__DOKUMENT__
□ □ □ □ □ □ □

Zwei starke Frauen: Parlamentarischer Abend mit SOLWODI Deutschland e.V. und der Ausstellung GlasKLAR
Dienstag, 10. Oktober 2017
„Heute spürt man ganz viel weibliche Energie“, stellte Moderatorin Andrea Kammhuber am Dienstagabend im Senatssaal fest. Rund 400 Gäste waren der Einladung von Landtagspräsidentin Barbara Stamm gefolgt, um zwei ganz besondere Frauen auf dem Podium zu erleben: Schwester Dr. Lea Ackermann, die erste Vorsitzende und Gründerin der Menschenrechtsorganisation Solwodi Deutschland, sowie Dr. Mahbuba Elham Maqsoodi, Künstlerin und erste Vorsitzende des Vereins Afghanischer Frauen in München. Was die beiden erzählten, war teils traurig, teils schön, teils lustig – und in jedem Moment spannend.

□ □ □ □ □ □ □

__AUSZUG AUS DATENSATZ__
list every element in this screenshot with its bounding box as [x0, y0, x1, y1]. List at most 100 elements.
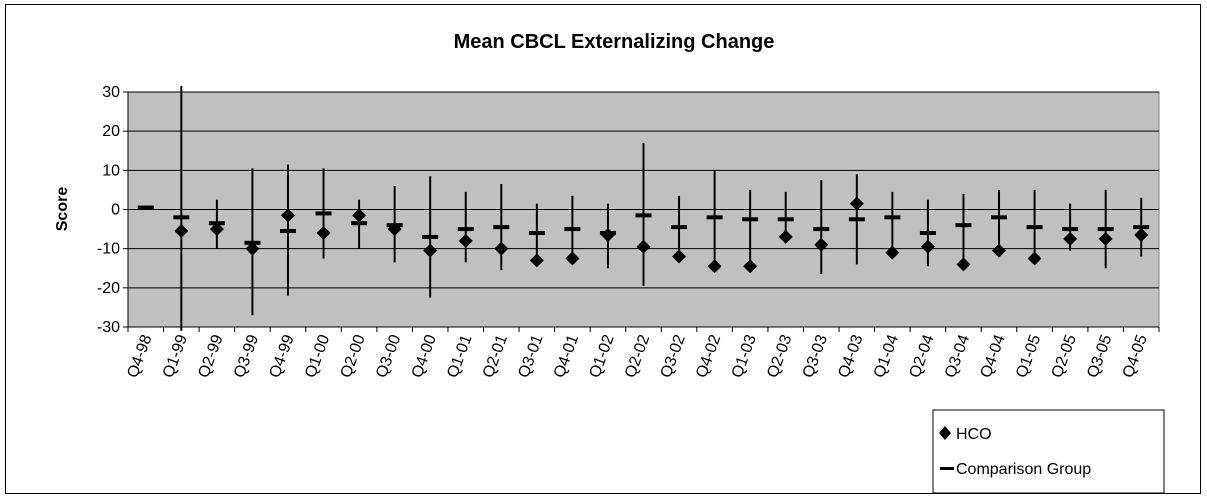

□ □ □ □ □ □ □

__ZU ERLEDIGENDE AUFGABEN__
(a) Übersetze aus dem Bericht zum Parlamentarischen Abend diesen Satz ins Englische: „„Heute spürt man ganz viel weibliche Energie“, stellte Moderatorin Andrea Kammhuber am Dienstagabend im Senatssaal fest.“
(b) Setze den Bericht zum Parlamentarischen Abend bitte im Anschluss an seinen letzten Satz fort.

__LÖSUNGEN DER AUFGABEN__
(a) "Today you can feel a great deal of female energy," moderator Andrea Kammhuber observed on Tuesday evening in the Senate Hall.

(b)
„Solidarity with women in distress“ bedeutet Solwodi ausgeschrieben, Solidarität mit Frauen in schlimmen Lebenssituationen. Lea Ackermann hatte die Organisation gegründet, nachdem sie in den 80er Jahren als Lehrerin in Kenia erleben musste, wie sich dort Frauen aus reiner Not prostituierten. Seit 1987 hilft Solwodi Frauen aus aller Welt, die von Sklaverei, Prostitution, Menschenhandel, Zwangsehen, Genitalverstümmelung oder Ehrenmord bedroht sind – auch hier in Deutschland.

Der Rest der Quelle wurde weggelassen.